[Start Material]

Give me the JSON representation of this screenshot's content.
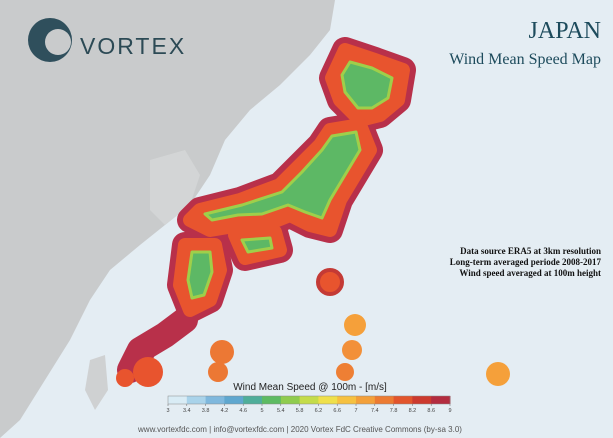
{
  "header": {
    "logo": "VORTEX",
    "title": "JAPAN",
    "subtitle": "Wind Mean Speed Map"
  },
  "notes": [
    "Data source ERA5 at 3km resolution",
    "Long-term averaged periode 2008-2017",
    "Wind speed averaged at 100m height"
  ],
  "legend": {
    "title": "Wind Mean Speed @ 100m - [m/s]",
    "ticks": [
      3,
      3.4,
      3.8,
      4.2,
      4.6,
      5,
      5.4,
      5.8,
      6.2,
      6.6,
      7,
      7.4,
      7.8,
      8.2,
      8.6,
      9
    ],
    "colors": [
      "#d9ecf5",
      "#a9d3ea",
      "#7fb8dd",
      "#5fa7cf",
      "#4fae9a",
      "#5dbb63",
      "#8fcc4f",
      "#c4dc4a",
      "#efe04b",
      "#f6c140",
      "#f3a03a",
      "#ec7b32",
      "#e2552c",
      "#cc3a2e",
      "#b32c3f"
    ]
  },
  "footer": "www.vortexfdc.com | info@vortexfdc.com | 2020 Vortex FdC  Creative Commons (by-sa 3.0)"
}
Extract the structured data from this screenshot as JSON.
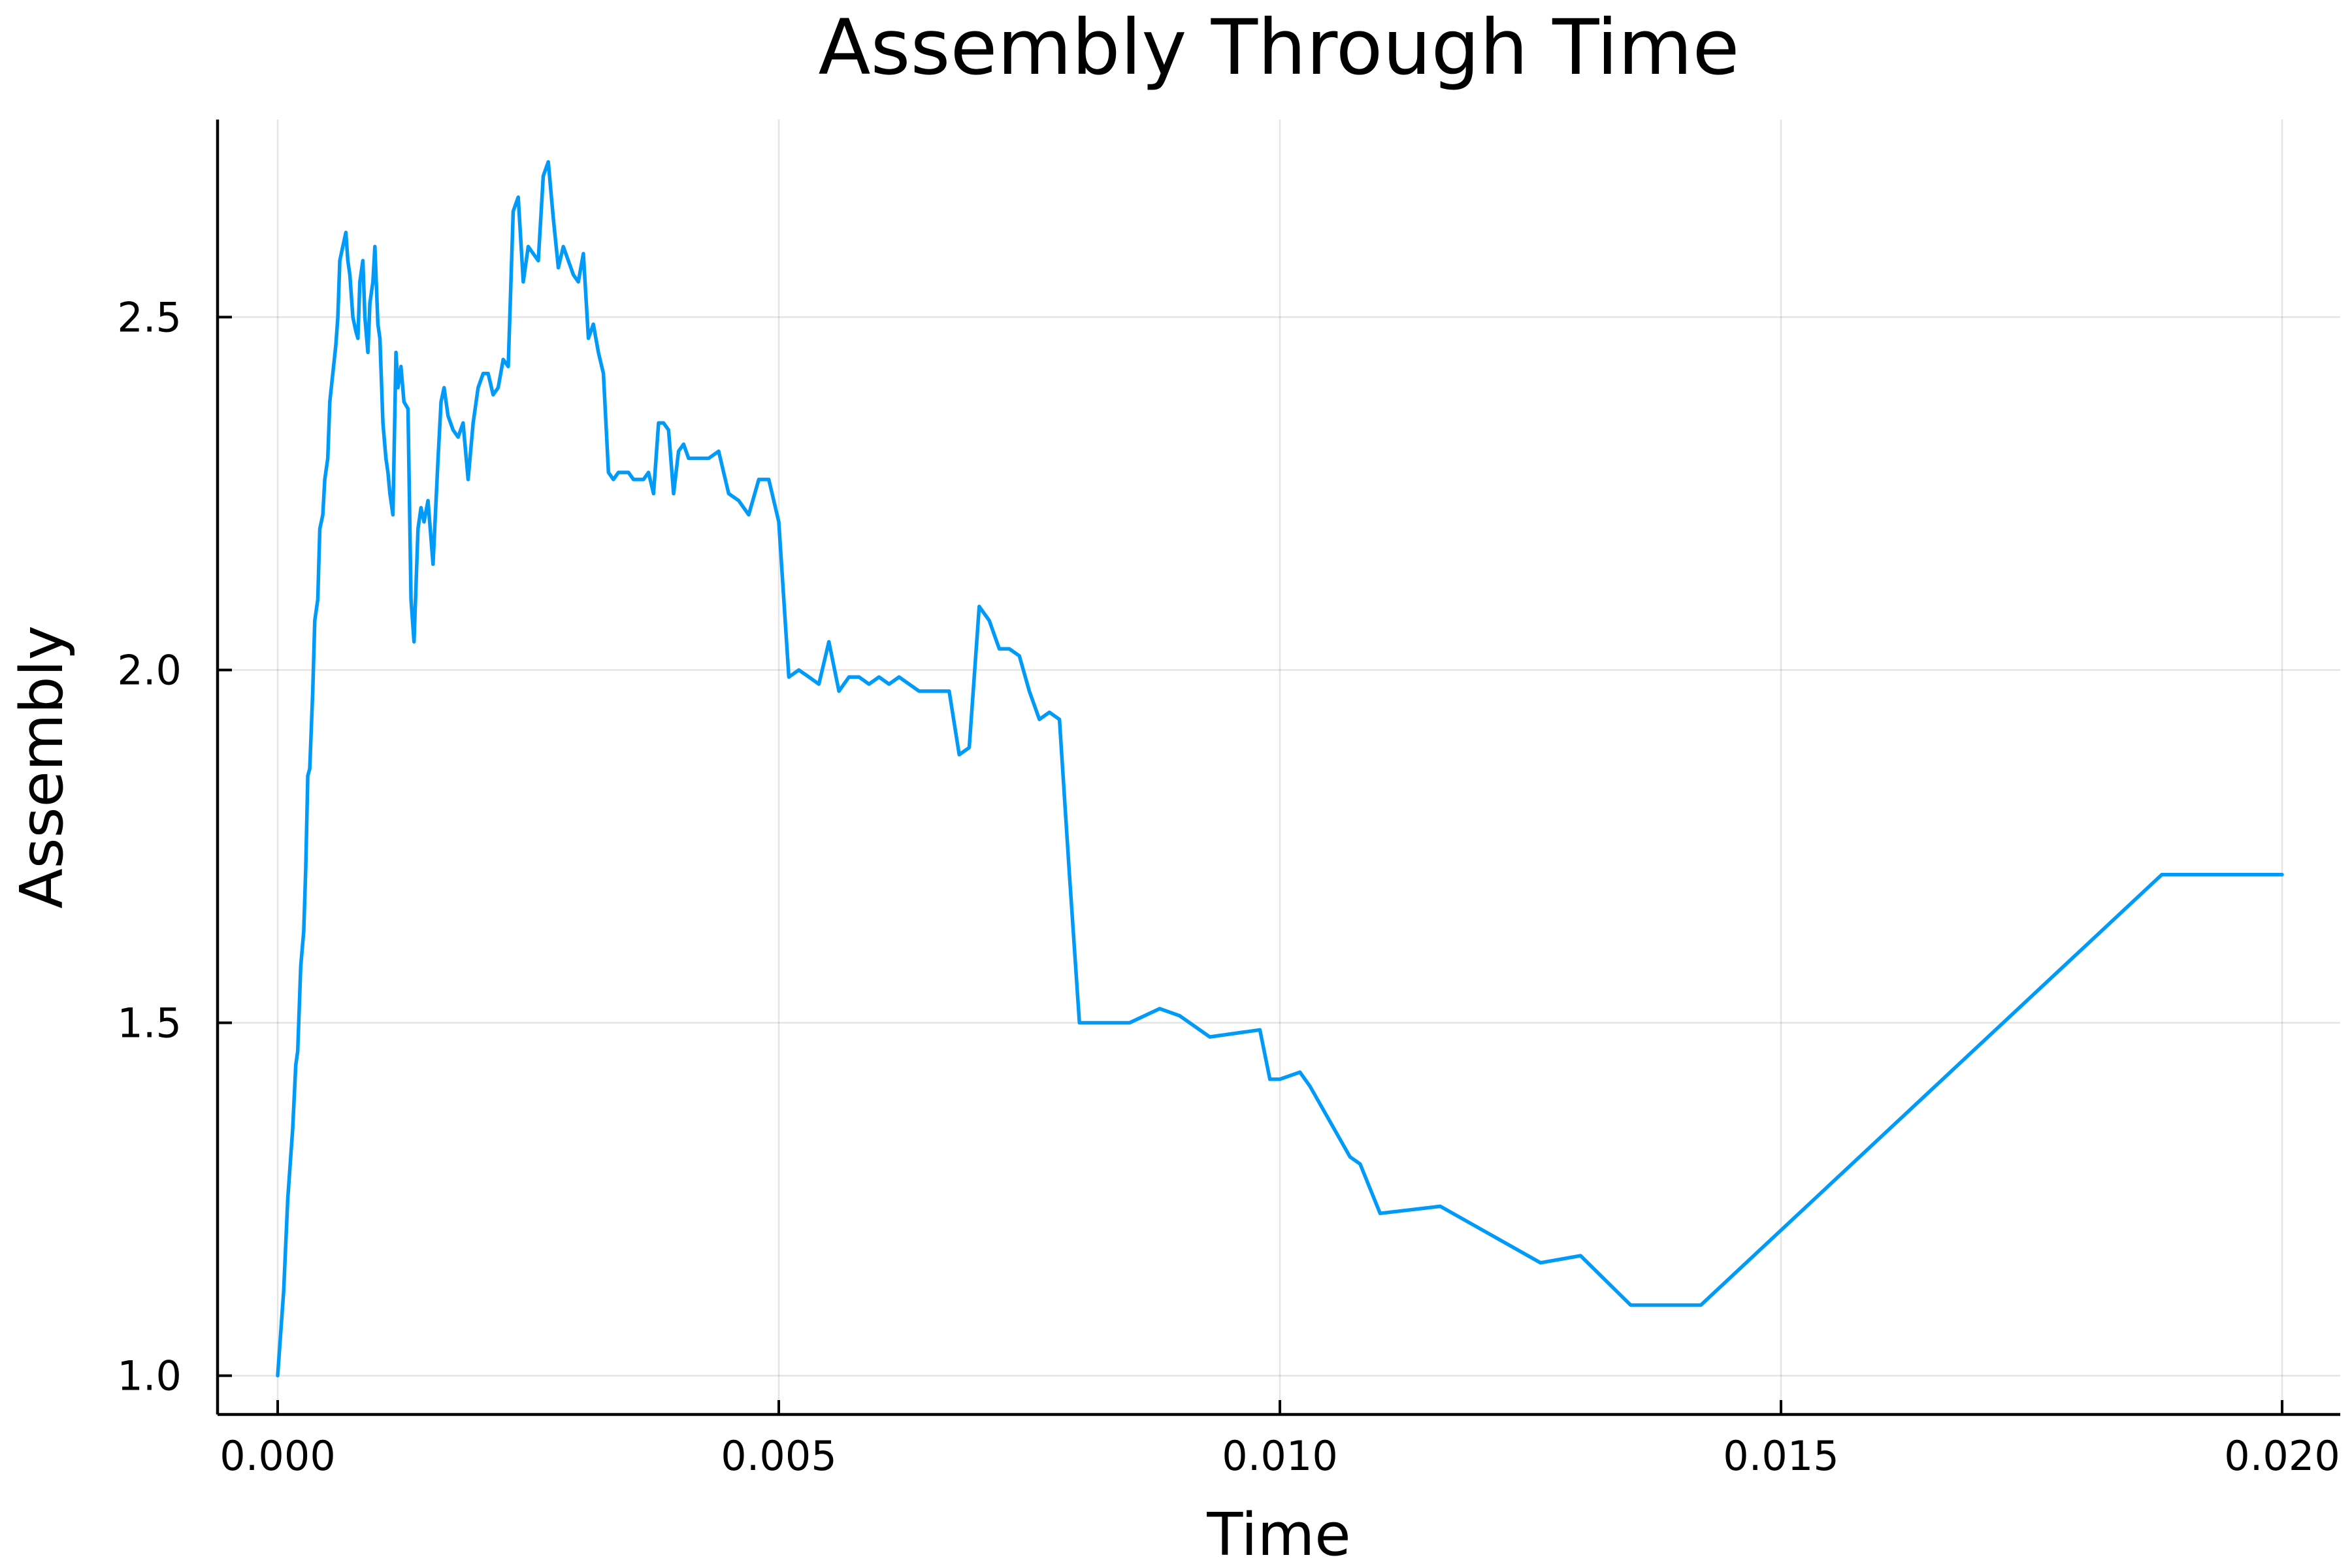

[End Material]

Exercise task >>
Identify every line above with the string "JSON" in it. Copy those lines.

Answer for the task >>
Give me the JSON representation of this screenshot's content.
Extract the structured data from this screenshot as JSON.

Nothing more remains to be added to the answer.